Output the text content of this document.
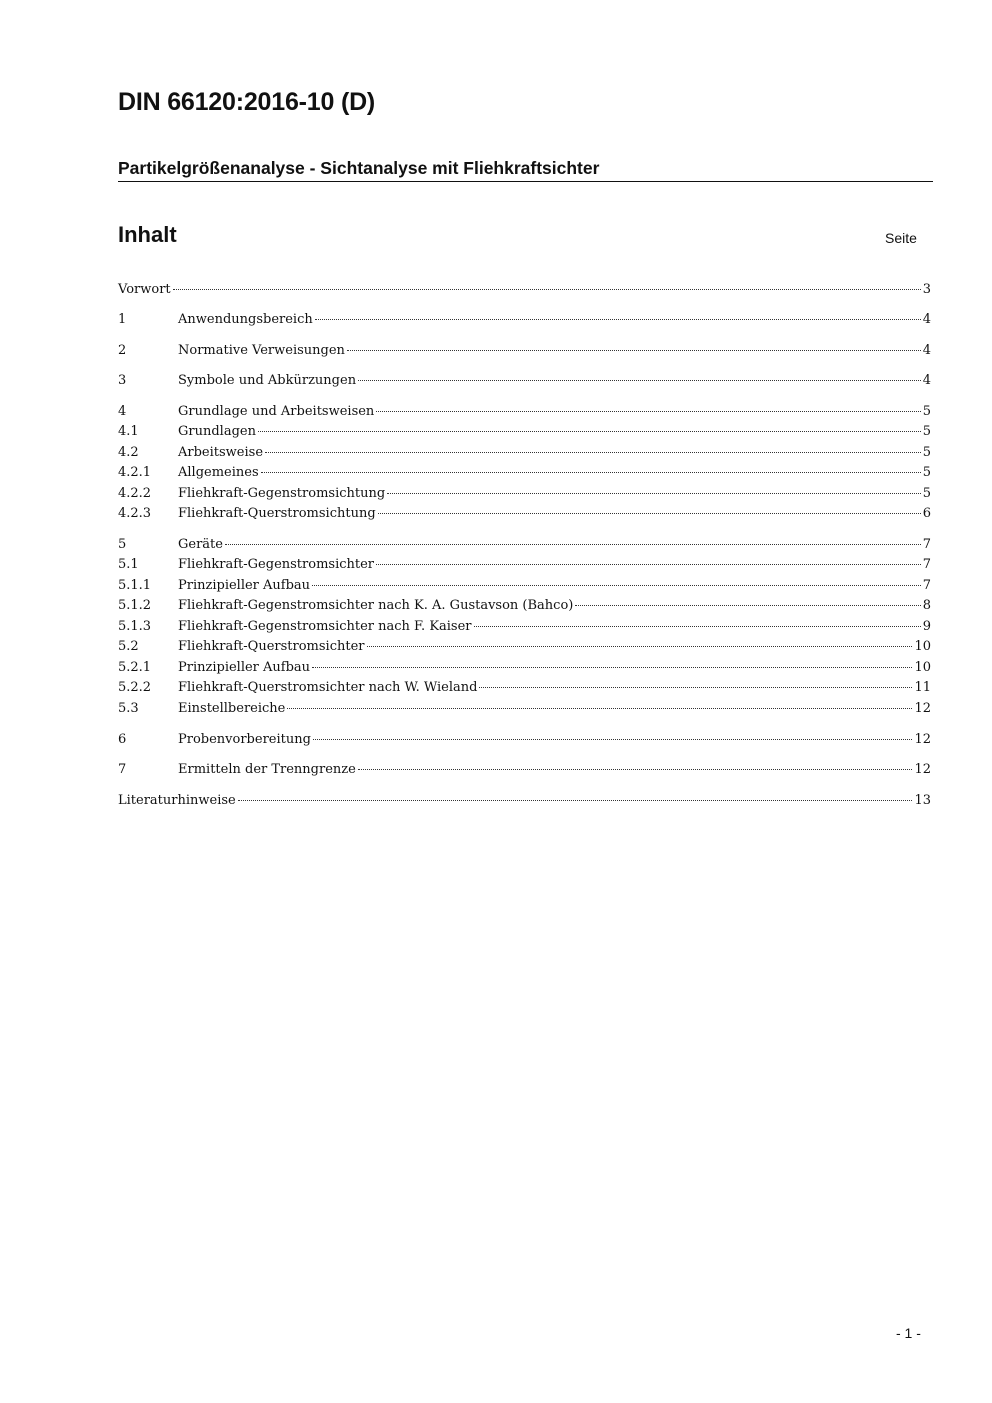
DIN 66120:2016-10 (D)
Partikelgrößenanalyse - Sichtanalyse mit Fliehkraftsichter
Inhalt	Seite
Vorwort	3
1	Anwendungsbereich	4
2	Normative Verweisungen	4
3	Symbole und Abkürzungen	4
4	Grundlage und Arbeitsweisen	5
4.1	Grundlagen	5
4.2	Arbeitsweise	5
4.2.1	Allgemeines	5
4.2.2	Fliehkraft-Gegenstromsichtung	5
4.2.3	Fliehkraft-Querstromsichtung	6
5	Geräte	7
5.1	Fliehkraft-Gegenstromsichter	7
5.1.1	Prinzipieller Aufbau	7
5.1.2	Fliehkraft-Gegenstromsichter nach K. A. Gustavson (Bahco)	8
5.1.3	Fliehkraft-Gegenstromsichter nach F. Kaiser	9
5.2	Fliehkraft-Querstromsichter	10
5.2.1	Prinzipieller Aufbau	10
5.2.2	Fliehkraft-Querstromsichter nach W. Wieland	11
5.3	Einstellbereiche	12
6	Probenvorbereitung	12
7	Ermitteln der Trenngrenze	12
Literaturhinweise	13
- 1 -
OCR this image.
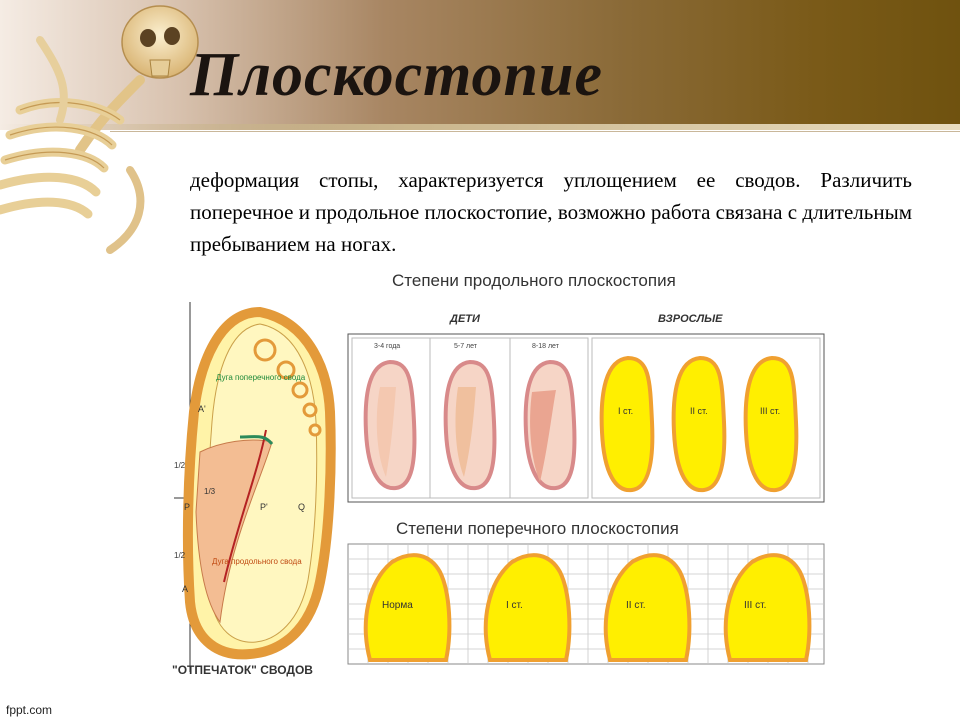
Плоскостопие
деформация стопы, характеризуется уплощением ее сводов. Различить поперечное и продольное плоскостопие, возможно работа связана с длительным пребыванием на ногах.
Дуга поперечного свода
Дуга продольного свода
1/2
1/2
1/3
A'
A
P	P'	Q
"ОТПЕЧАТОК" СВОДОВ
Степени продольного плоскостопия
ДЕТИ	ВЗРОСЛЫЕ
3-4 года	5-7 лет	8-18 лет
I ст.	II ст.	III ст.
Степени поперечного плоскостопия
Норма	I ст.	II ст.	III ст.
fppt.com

····················

__Aim of the task__: Each line of the material must be retyped exactly, except that images are omitted.

__Complete answer__:
Output the text content of this document.
DIN 66120:2016-10 (D)
Partikelgrößenanalyse - Sichtanalyse mit Fliehkraftsichter
Inhalt	Seite
Vorwort	3
1	Anwendungsbereich	4
2	Normative Verweisungen	4
3	Symbole und Abkürzungen	4
4	Grundlage und Arbeitsweisen	5
4.1	Grundlagen	5
4.2	Arbeitsweise	5
4.2.1	Allgemeines	5
4.2.2	Fliehkraft-Gegenstromsichtung	5
4.2.3	Fliehkraft-Querstromsichtung	6
5	Geräte	7
5.1	Fliehkraft-Gegenstromsichter	7
5.1.1	Prinzipieller Aufbau	7
5.1.2	Fliehkraft-Gegenstromsichter nach K. A. Gustavson (Bahco)	8
5.1.3	Fliehkraft-Gegenstromsichter nach F. Kaiser	9
5.2	Fliehkraft-Querstromsichter	10
5.2.1	Prinzipieller Aufbau	10
5.2.2	Fliehkraft-Querstromsichter nach W. Wieland	11
5.3	Einstellbereiche	12
6	Probenvorbereitung	12
7	Ermitteln der Trenngrenze	12
Literaturhinweise	13
- 1 -
OCR this image.
Плоскостопие
деформация стопы, характеризуется уплощением ее сводов. Различить поперечное и продольное плоскостопие, возможно работа связана с длительным пребыванием на ногах.
Дуга поперечного свода
Дуга продольного свода
1/2
1/2
1/3
A'
A
P	P'	Q
"ОТПЕЧАТОК" СВОДОВ
Степени продольного плоскостопия
ДЕТИ	ВЗРОСЛЫЕ
3-4 года	5-7 лет	8-18 лет
I ст.	II ст.	III ст.
Степени поперечного плоскостопия
Норма	I ст.	II ст.	III ст.
fppt.com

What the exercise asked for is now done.